## [Data entries]
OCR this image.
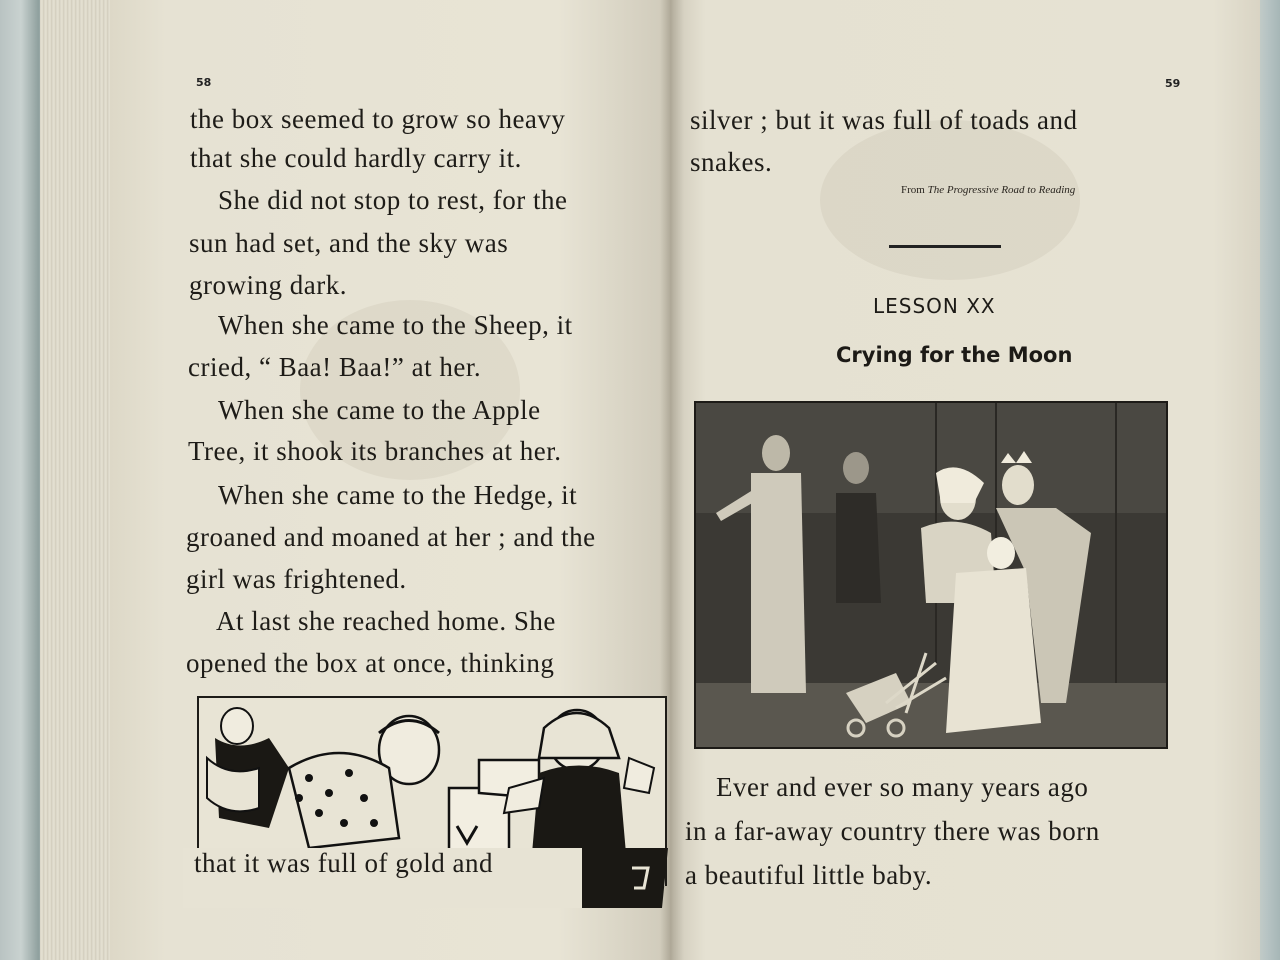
58	59
the box seemed to grow so heavy
that she could hardly carry it.
She did not stop to rest, for the
sun had set, and the sky was
growing dark.
When she came to the Sheep, it
cried, “ Baa! Baa!” at her.
When she came to the Apple
Tree, it shook its branches at her.
When she came to the Hedge, it
groaned and moaned at her ; and the
girl was frightened.
At last she reached home. She
opened the box at once, thinking
that it was full of gold and
silver ; but it was full of toads and
snakes.
From The Progressive Road to Reading
LESSON XX
Crying for the Moon
Ever and ever so many years ago
in a far-away country there was born
a beautiful little baby.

## [Task goal]
Copy down every line of the material above that includes the string "When".

## [Full answer]
When she came to the Sheep, it
When she came to the Apple
When she came to the Hedge, it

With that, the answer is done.